• _Task details_:
All of the lines below are to be transcribed faithfully, with pictures excluded from the copy.

• _The input_:

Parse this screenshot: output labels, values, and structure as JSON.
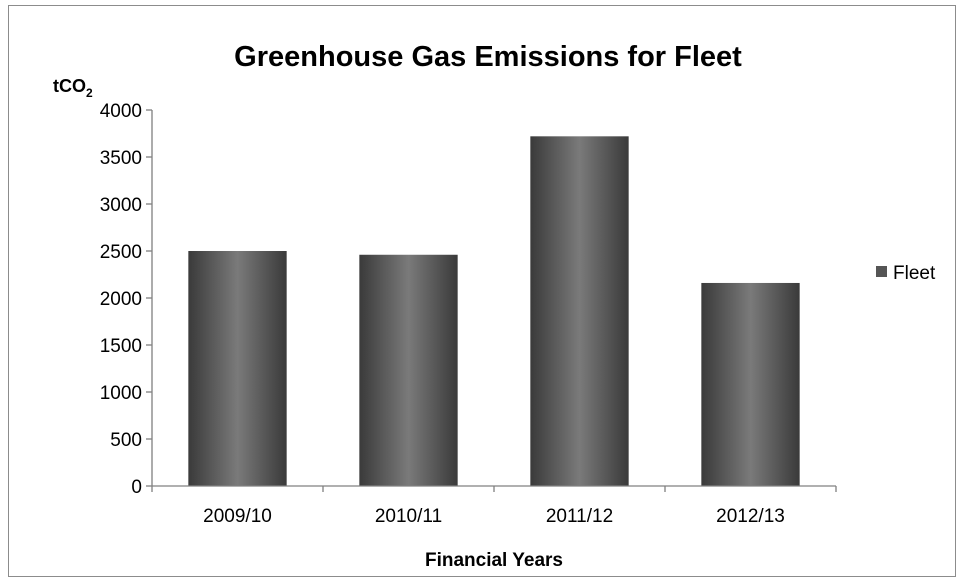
{
  "chart_data": {
    "type": "bar",
    "title": "Greenhouse Gas Emissions for Fleet",
    "ylabel": "tCO",
    "ylabel_subscript": "2",
    "xlabel": "Financial Years",
    "categories": [
      "2009/10",
      "2010/11",
      "2011/12",
      "2012/13"
    ],
    "series": [
      {
        "name": "Fleet",
        "values": [
          2500,
          2460,
          3720,
          2160
        ]
      }
    ],
    "ylim": [
      0,
      4000
    ],
    "yticks": [
      "0",
      "500",
      "1000",
      "1500",
      "2000",
      "2500",
      "3000",
      "3500",
      "4000"
    ],
    "grid": false,
    "legend_position": "right",
    "bar_color": "#555555",
    "bar_highlight_color": "#8a8a8a"
  }
}
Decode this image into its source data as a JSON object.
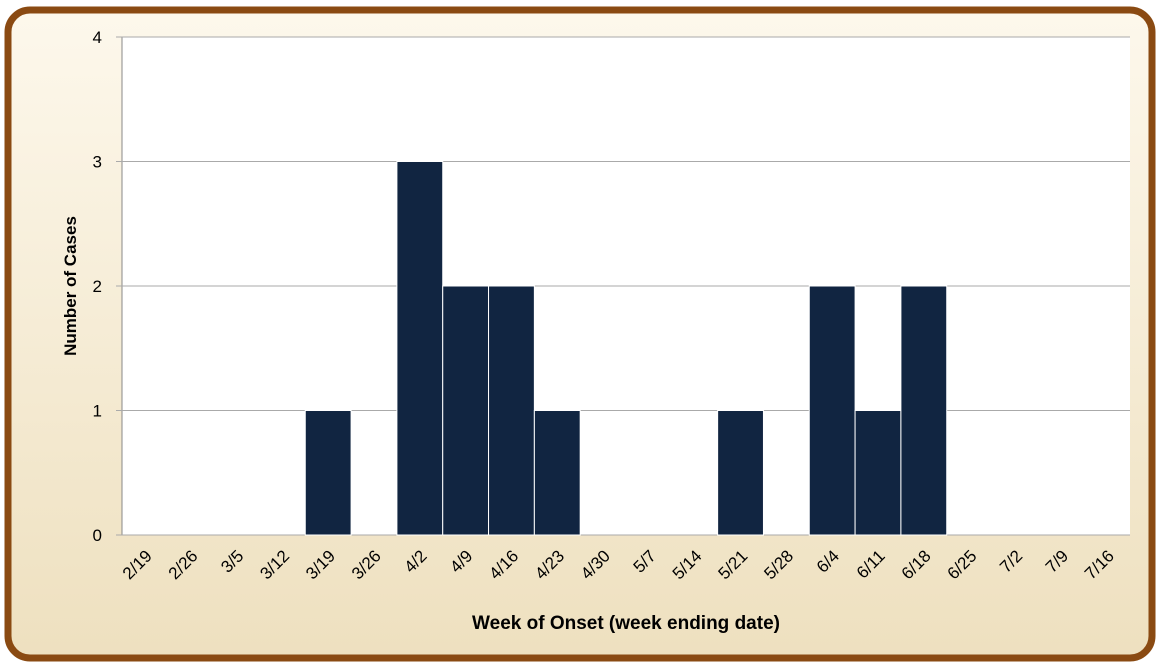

• _Response below_:
Parse this screenshot: output labels, values, and structure as JSON.
{
  "chart_data": {
    "type": "bar",
    "title": "Greenhouse Gas Emissions for Fleet",
    "ylabel": "tCO",
    "ylabel_subscript": "2",
    "xlabel": "Financial Years",
    "categories": [
      "2009/10",
      "2010/11",
      "2011/12",
      "2012/13"
    ],
    "series": [
      {
        "name": "Fleet",
        "values": [
          2500,
          2460,
          3720,
          2160
        ]
      }
    ],
    "ylim": [
      0,
      4000
    ],
    "yticks": [
      "0",
      "500",
      "1000",
      "1500",
      "2000",
      "2500",
      "3000",
      "3500",
      "4000"
    ],
    "grid": false,
    "legend_position": "right",
    "bar_color": "#555555",
    "bar_highlight_color": "#8a8a8a"
  }
}
Decode this image into its source data as a JSON object.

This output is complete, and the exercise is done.